== Task description ==
Extract all of the entries and give them again, word for word.

-=-=-=-=-

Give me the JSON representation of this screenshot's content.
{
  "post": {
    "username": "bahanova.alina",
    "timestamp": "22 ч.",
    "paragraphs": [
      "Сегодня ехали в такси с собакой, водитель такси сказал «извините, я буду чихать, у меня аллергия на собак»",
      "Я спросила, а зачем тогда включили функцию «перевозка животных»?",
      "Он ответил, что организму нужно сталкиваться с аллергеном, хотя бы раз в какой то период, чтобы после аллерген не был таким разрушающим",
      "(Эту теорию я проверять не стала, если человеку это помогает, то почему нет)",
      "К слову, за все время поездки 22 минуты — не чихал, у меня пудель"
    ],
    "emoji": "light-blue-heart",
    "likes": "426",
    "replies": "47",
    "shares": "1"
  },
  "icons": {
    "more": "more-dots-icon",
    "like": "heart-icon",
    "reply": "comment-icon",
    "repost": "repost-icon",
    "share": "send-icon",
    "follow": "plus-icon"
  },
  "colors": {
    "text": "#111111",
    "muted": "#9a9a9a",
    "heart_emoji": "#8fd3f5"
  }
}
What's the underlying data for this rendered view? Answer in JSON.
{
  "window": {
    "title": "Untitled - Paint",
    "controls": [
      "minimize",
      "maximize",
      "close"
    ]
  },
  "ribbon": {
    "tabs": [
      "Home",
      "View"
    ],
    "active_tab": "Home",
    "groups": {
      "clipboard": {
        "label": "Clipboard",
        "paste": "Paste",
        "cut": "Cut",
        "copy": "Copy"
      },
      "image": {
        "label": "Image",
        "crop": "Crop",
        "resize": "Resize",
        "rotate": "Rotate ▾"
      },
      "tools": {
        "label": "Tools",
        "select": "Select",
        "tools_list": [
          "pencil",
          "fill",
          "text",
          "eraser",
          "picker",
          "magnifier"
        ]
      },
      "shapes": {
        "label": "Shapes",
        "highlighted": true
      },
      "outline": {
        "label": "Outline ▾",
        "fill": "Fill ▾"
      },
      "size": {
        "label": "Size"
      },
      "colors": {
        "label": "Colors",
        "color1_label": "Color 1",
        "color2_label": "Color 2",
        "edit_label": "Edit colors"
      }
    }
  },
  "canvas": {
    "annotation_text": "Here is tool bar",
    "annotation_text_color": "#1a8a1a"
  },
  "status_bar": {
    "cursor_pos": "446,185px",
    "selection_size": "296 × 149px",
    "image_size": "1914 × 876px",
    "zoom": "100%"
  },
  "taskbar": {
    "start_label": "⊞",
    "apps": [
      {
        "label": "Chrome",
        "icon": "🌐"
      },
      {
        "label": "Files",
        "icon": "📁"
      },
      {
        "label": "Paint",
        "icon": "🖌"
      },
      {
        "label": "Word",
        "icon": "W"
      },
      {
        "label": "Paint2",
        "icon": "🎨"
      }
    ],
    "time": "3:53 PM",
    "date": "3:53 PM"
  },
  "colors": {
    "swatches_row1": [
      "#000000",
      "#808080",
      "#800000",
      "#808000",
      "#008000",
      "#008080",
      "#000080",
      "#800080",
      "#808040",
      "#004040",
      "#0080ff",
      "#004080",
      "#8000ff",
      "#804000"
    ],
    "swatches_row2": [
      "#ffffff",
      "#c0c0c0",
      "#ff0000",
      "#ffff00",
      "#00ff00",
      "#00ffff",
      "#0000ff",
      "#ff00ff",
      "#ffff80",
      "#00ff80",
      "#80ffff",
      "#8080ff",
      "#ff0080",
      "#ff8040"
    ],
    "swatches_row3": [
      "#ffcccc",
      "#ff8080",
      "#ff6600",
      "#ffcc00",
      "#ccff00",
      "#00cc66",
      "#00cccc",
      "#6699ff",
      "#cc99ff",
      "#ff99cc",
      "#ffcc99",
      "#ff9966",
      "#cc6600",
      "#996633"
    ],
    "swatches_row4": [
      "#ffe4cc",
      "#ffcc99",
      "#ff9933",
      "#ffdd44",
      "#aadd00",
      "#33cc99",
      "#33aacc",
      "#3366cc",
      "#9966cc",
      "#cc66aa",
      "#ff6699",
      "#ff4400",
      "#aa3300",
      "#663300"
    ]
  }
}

-=-=-=-=-

== In response ==
Give me the JSON representation of this screenshot's content.
{
  "post": {
    "username": "bahanova.alina",
    "timestamp": "22 ч.",
    "paragraphs": [
      "Сегодня ехали в такси с собакой, водитель такси сказал «извините, я буду чихать, у меня аллергия на собак»",
      "Я спросила, а зачем тогда включили функцию «перевозка животных»?",
      "Он ответил, что организму нужно сталкиваться с аллергеном, хотя бы раз в какой то период, чтобы после аллерген не был таким разрушающим",
      "(Эту теорию я проверять не стала, если человеку это помогает, то почему нет)",
      "К слову, за все время поездки 22 минуты — не чихал, у меня пудель"
    ],
    "emoji": "light-blue-heart",
    "likes": "426",
    "replies": "47",
    "shares": "1"
  },
  "icons": {
    "more": "more-dots-icon",
    "like": "heart-icon",
    "reply": "comment-icon",
    "repost": "repost-icon",
    "share": "send-icon",
    "follow": "plus-icon"
  },
  "colors": {
    "text": "#111111",
    "muted": "#9a9a9a",
    "heart_emoji": "#8fd3f5"
  }
}
What's the underlying data for this rendered view? Answer in JSON.
{
  "window": {
    "title": "Untitled - Paint",
    "controls": [
      "minimize",
      "maximize",
      "close"
    ]
  },
  "ribbon": {
    "tabs": [
      "Home",
      "View"
    ],
    "active_tab": "Home",
    "groups": {
      "clipboard": {
        "label": "Clipboard",
        "paste": "Paste",
        "cut": "Cut",
        "copy": "Copy"
      },
      "image": {
        "label": "Image",
        "crop": "Crop",
        "resize": "Resize",
        "rotate": "Rotate ▾"
      },
      "tools": {
        "label": "Tools",
        "select": "Select",
        "tools_list": [
          "pencil",
          "fill",
          "text",
          "eraser",
          "picker",
          "magnifier"
        ]
      },
      "shapes": {
        "label": "Shapes",
        "highlighted": true
      },
      "outline": {
        "label": "Outline ▾",
        "fill": "Fill ▾"
      },
      "size": {
        "label": "Size"
      },
      "colors": {
        "label": "Colors",
        "color1_label": "Color 1",
        "color2_label": "Color 2",
        "edit_label": "Edit colors"
      }
    }
  },
  "canvas": {
    "annotation_text": "Here is tool bar",
    "annotation_text_color": "#1a8a1a"
  },
  "status_bar": {
    "cursor_pos": "446,185px",
    "selection_size": "296 × 149px",
    "image_size": "1914 × 876px",
    "zoom": "100%"
  },
  "taskbar": {
    "start_label": "⊞",
    "apps": [
      {
        "label": "Chrome",
        "icon": "🌐"
      },
      {
        "label": "Files",
        "icon": "📁"
      },
      {
        "label": "Paint",
        "icon": "🖌"
      },
      {
        "label": "Word",
        "icon": "W"
      },
      {
        "label": "Paint2",
        "icon": "🎨"
      }
    ],
    "time": "3:53 PM",
    "date": "3:53 PM"
  },
  "colors": {
    "swatches_row1": [
      "#000000",
      "#808080",
      "#800000",
      "#808000",
      "#008000",
      "#008080",
      "#000080",
      "#800080",
      "#808040",
      "#004040",
      "#0080ff",
      "#004080",
      "#8000ff",
      "#804000"
    ],
    "swatches_row2": [
      "#ffffff",
      "#c0c0c0",
      "#ff0000",
      "#ffff00",
      "#00ff00",
      "#00ffff",
      "#0000ff",
      "#ff00ff",
      "#ffff80",
      "#00ff80",
      "#80ffff",
      "#8080ff",
      "#ff0080",
      "#ff8040"
    ],
    "swatches_row3": [
      "#ffcccc",
      "#ff8080",
      "#ff6600",
      "#ffcc00",
      "#ccff00",
      "#00cc66",
      "#00cccc",
      "#6699ff",
      "#cc99ff",
      "#ff99cc",
      "#ffcc99",
      "#ff9966",
      "#cc6600",
      "#996633"
    ],
    "swatches_row4": [
      "#ffe4cc",
      "#ffcc99",
      "#ff9933",
      "#ffdd44",
      "#aadd00",
      "#33cc99",
      "#33aacc",
      "#3366cc",
      "#9966cc",
      "#cc66aa",
      "#ff6699",
      "#ff4400",
      "#aa3300",
      "#663300"
    ]
  }
}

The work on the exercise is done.